[Begin Data section]

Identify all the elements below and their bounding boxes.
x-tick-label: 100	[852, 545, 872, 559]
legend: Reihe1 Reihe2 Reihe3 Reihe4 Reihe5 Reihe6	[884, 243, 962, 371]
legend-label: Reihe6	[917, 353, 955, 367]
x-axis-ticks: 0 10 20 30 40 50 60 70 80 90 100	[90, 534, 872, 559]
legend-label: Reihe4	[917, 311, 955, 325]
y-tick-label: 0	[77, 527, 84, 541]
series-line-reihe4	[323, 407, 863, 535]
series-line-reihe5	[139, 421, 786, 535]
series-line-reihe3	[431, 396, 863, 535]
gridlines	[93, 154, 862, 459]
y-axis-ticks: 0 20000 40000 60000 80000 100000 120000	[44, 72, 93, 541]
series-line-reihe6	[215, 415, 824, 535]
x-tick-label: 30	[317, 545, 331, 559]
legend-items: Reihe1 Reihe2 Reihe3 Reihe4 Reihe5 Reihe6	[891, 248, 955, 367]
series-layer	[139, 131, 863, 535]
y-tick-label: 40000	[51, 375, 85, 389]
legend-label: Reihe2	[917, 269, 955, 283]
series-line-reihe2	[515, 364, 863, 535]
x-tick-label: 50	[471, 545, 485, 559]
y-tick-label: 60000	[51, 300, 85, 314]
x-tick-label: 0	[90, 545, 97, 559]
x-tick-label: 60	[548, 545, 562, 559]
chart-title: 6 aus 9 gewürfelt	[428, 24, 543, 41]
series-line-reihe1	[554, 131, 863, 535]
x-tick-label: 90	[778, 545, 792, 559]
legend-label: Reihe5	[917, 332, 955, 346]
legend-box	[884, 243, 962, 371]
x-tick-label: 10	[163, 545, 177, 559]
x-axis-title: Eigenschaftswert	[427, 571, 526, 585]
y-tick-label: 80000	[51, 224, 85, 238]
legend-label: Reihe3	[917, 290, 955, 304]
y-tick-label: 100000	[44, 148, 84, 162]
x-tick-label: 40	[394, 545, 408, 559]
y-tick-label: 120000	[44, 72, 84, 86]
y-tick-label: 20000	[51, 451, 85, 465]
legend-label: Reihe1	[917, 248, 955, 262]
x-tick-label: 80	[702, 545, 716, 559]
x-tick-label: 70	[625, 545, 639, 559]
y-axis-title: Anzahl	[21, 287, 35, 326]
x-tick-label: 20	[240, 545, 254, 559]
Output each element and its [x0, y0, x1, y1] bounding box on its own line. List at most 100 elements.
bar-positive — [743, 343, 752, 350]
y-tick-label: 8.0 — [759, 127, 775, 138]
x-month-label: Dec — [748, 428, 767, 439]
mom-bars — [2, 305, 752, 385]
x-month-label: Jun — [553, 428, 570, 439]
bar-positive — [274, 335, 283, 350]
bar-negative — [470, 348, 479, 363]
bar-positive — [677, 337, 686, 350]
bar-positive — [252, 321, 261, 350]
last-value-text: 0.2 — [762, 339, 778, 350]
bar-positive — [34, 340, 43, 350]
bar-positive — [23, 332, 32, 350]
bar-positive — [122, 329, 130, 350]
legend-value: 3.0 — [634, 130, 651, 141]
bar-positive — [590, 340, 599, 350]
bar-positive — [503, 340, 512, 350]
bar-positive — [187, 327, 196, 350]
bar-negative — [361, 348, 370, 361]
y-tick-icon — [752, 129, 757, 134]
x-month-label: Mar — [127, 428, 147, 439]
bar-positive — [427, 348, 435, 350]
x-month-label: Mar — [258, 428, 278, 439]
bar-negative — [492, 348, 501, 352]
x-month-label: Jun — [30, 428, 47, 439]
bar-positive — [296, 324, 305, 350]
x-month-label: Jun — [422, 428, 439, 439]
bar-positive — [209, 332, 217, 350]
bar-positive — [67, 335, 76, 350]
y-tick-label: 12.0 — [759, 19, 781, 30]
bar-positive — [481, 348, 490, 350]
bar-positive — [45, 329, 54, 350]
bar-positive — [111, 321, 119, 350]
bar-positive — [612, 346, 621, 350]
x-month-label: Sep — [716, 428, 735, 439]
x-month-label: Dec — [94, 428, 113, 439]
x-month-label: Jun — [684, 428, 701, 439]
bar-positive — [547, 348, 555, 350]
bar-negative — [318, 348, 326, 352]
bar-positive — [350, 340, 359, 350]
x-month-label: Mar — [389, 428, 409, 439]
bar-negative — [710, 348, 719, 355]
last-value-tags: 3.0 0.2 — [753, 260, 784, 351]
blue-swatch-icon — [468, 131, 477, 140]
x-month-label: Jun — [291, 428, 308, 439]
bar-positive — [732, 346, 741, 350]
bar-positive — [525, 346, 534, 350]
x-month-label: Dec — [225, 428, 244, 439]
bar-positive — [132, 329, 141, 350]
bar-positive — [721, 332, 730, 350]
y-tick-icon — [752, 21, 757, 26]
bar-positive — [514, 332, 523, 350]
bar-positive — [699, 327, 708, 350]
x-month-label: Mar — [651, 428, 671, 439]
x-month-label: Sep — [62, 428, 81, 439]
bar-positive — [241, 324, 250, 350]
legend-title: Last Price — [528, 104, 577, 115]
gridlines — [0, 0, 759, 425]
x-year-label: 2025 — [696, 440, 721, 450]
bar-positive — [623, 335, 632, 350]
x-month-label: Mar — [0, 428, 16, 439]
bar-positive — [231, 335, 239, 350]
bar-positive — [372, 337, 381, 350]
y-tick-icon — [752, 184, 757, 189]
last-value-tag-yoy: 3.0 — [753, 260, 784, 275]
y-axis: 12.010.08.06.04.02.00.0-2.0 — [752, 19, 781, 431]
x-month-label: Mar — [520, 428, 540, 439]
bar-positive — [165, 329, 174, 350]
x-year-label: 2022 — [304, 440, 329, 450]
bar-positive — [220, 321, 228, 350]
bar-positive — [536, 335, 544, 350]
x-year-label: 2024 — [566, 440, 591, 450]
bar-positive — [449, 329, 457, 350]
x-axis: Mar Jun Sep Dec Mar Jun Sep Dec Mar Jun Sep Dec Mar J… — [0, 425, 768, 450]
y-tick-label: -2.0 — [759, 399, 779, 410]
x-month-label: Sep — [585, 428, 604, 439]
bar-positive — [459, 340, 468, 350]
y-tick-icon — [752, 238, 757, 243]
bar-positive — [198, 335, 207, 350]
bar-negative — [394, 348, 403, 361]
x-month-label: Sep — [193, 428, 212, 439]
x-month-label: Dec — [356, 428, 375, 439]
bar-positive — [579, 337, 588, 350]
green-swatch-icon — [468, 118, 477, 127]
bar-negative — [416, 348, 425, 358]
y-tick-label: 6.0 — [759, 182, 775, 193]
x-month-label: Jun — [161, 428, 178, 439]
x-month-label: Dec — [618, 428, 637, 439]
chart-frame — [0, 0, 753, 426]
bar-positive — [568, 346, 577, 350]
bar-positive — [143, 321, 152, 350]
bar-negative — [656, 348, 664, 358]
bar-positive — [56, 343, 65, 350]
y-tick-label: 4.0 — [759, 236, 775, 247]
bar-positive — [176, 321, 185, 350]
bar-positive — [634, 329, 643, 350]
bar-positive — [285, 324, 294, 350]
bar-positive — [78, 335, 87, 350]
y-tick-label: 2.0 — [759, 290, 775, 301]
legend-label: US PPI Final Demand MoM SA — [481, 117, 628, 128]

[End Data section]

Retype all of the material above, line by line, without changing a single character.

#### Output
Identify all the elements below and their bounding boxes.
x-tick-label: 100	[852, 545, 872, 559]
legend: Reihe1 Reihe2 Reihe3 Reihe4 Reihe5 Reihe6	[884, 243, 962, 371]
legend-label: Reihe6	[917, 353, 955, 367]
x-axis-ticks: 0 10 20 30 40 50 60 70 80 90 100	[90, 534, 872, 559]
legend-label: Reihe4	[917, 311, 955, 325]
y-tick-label: 0	[77, 527, 84, 541]
series-line-reihe4	[323, 407, 863, 535]
series-line-reihe5	[139, 421, 786, 535]
series-line-reihe3	[431, 396, 863, 535]
gridlines	[93, 154, 862, 459]
y-axis-ticks: 0 20000 40000 60000 80000 100000 120000	[44, 72, 93, 541]
series-line-reihe6	[215, 415, 824, 535]
x-tick-label: 30	[317, 545, 331, 559]
legend-items: Reihe1 Reihe2 Reihe3 Reihe4 Reihe5 Reihe6	[891, 248, 955, 367]
series-layer	[139, 131, 863, 535]
y-tick-label: 40000	[51, 375, 85, 389]
legend-label: Reihe2	[917, 269, 955, 283]
series-line-reihe2	[515, 364, 863, 535]
x-tick-label: 50	[471, 545, 485, 559]
y-tick-label: 60000	[51, 300, 85, 314]
x-tick-label: 0	[90, 545, 97, 559]
x-tick-label: 60	[548, 545, 562, 559]
chart-title: 6 aus 9 gewürfelt	[428, 24, 543, 41]
series-line-reihe1	[554, 131, 863, 535]
x-tick-label: 90	[778, 545, 792, 559]
legend-label: Reihe5	[917, 332, 955, 346]
legend-box	[884, 243, 962, 371]
x-tick-label: 10	[163, 545, 177, 559]
x-axis-title: Eigenschaftswert	[427, 571, 526, 585]
y-tick-label: 80000	[51, 224, 85, 238]
legend-label: Reihe3	[917, 290, 955, 304]
y-tick-label: 100000	[44, 148, 84, 162]
x-tick-label: 40	[394, 545, 408, 559]
y-tick-label: 120000	[44, 72, 84, 86]
y-tick-label: 20000	[51, 451, 85, 465]
legend-label: Reihe1	[917, 248, 955, 262]
x-tick-label: 80	[702, 545, 716, 559]
x-tick-label: 70	[625, 545, 639, 559]
y-axis-title: Anzahl	[21, 287, 35, 326]
x-tick-label: 20	[240, 545, 254, 559]
Output each element and its [x0, y0, x1, y1] bounding box on its own line. List at most 100 elements.
bar-positive — [743, 343, 752, 350]
y-tick-label: 8.0 — [759, 127, 775, 138]
x-month-label: Dec — [748, 428, 767, 439]
mom-bars — [2, 305, 752, 385]
x-month-label: Jun — [553, 428, 570, 439]
bar-positive — [274, 335, 283, 350]
bar-negative — [470, 348, 479, 363]
bar-positive — [677, 337, 686, 350]
bar-positive — [252, 321, 261, 350]
last-value-text: 0.2 — [762, 339, 778, 350]
bar-positive — [34, 340, 43, 350]
bar-positive — [23, 332, 32, 350]
bar-positive — [122, 329, 130, 350]
legend-value: 3.0 — [634, 130, 651, 141]
bar-positive — [590, 340, 599, 350]
bar-positive — [503, 340, 512, 350]
bar-positive — [187, 327, 196, 350]
bar-negative — [361, 348, 370, 361]
y-tick-icon — [752, 129, 757, 134]
x-month-label: Mar — [127, 428, 147, 439]
bar-positive — [427, 348, 435, 350]
x-month-label: Mar — [258, 428, 278, 439]
bar-negative — [492, 348, 501, 352]
x-month-label: Jun — [30, 428, 47, 439]
bar-positive — [296, 324, 305, 350]
x-month-label: Jun — [422, 428, 439, 439]
bar-positive — [209, 332, 217, 350]
bar-positive — [67, 335, 76, 350]
y-tick-label: 12.0 — [759, 19, 781, 30]
bar-positive — [481, 348, 490, 350]
bar-positive — [45, 329, 54, 350]
bar-positive — [111, 321, 119, 350]
bar-positive — [612, 346, 621, 350]
x-month-label: Sep — [716, 428, 735, 439]
x-month-label: Dec — [94, 428, 113, 439]
x-month-label: Jun — [684, 428, 701, 439]
bar-positive — [547, 348, 555, 350]
bar-negative — [318, 348, 326, 352]
bar-positive — [350, 340, 359, 350]
x-month-label: Mar — [389, 428, 409, 439]
bar-negative — [710, 348, 719, 355]
last-value-tags: 3.0 0.2 — [753, 260, 784, 351]
blue-swatch-icon — [468, 131, 477, 140]
x-month-label: Jun — [291, 428, 308, 439]
bar-positive — [732, 346, 741, 350]
bar-positive — [525, 346, 534, 350]
x-month-label: Dec — [225, 428, 244, 439]
bar-positive — [132, 329, 141, 350]
bar-positive — [721, 332, 730, 350]
y-tick-icon — [752, 21, 757, 26]
bar-positive — [514, 332, 523, 350]
bar-positive — [699, 327, 708, 350]
x-month-label: Mar — [651, 428, 671, 439]
x-month-label: Sep — [62, 428, 81, 439]
bar-positive — [241, 324, 250, 350]
legend-title: Last Price — [528, 104, 577, 115]
gridlines — [0, 0, 759, 425]
x-year-label: 2025 — [696, 440, 721, 450]
bar-positive — [623, 335, 632, 350]
x-month-label: Mar — [0, 428, 16, 439]
bar-positive — [231, 335, 239, 350]
bar-positive — [372, 337, 381, 350]
y-tick-icon — [752, 184, 757, 189]
last-value-tag-yoy: 3.0 — [753, 260, 784, 275]
y-axis: 12.010.08.06.04.02.00.0-2.0 — [752, 19, 781, 431]
x-month-label: Mar — [520, 428, 540, 439]
bar-positive — [165, 329, 174, 350]
x-year-label: 2022 — [304, 440, 329, 450]
bar-positive — [220, 321, 228, 350]
bar-positive — [536, 335, 544, 350]
x-year-label: 2024 — [566, 440, 591, 450]
bar-positive — [449, 329, 457, 350]
x-axis: Mar Jun Sep Dec Mar Jun Sep Dec Mar Jun Sep Dec Mar J… — [0, 425, 768, 450]
y-tick-label: -2.0 — [759, 399, 779, 410]
x-month-label: Sep — [585, 428, 604, 439]
bar-positive — [459, 340, 468, 350]
y-tick-icon — [752, 238, 757, 243]
bar-positive — [198, 335, 207, 350]
bar-negative — [394, 348, 403, 361]
x-month-label: Sep — [193, 428, 212, 439]
x-month-label: Dec — [356, 428, 375, 439]
bar-positive — [579, 337, 588, 350]
green-swatch-icon — [468, 118, 477, 127]
bar-negative — [416, 348, 425, 358]
y-tick-label: 6.0 — [759, 182, 775, 193]
x-month-label: Jun — [161, 428, 178, 439]
x-month-label: Dec — [618, 428, 637, 439]
chart-frame — [0, 0, 753, 426]
bar-positive — [568, 346, 577, 350]
bar-positive — [143, 321, 152, 350]
bar-negative — [656, 348, 664, 358]
bar-positive — [56, 343, 65, 350]
y-tick-label: 4.0 — [759, 236, 775, 247]
bar-positive — [176, 321, 185, 350]
bar-positive — [634, 329, 643, 350]
bar-positive — [285, 324, 294, 350]
bar-positive — [78, 335, 87, 350]
y-tick-label: 2.0 — [759, 290, 775, 301]
legend-label: US PPI Final Demand MoM SA — [481, 117, 628, 128]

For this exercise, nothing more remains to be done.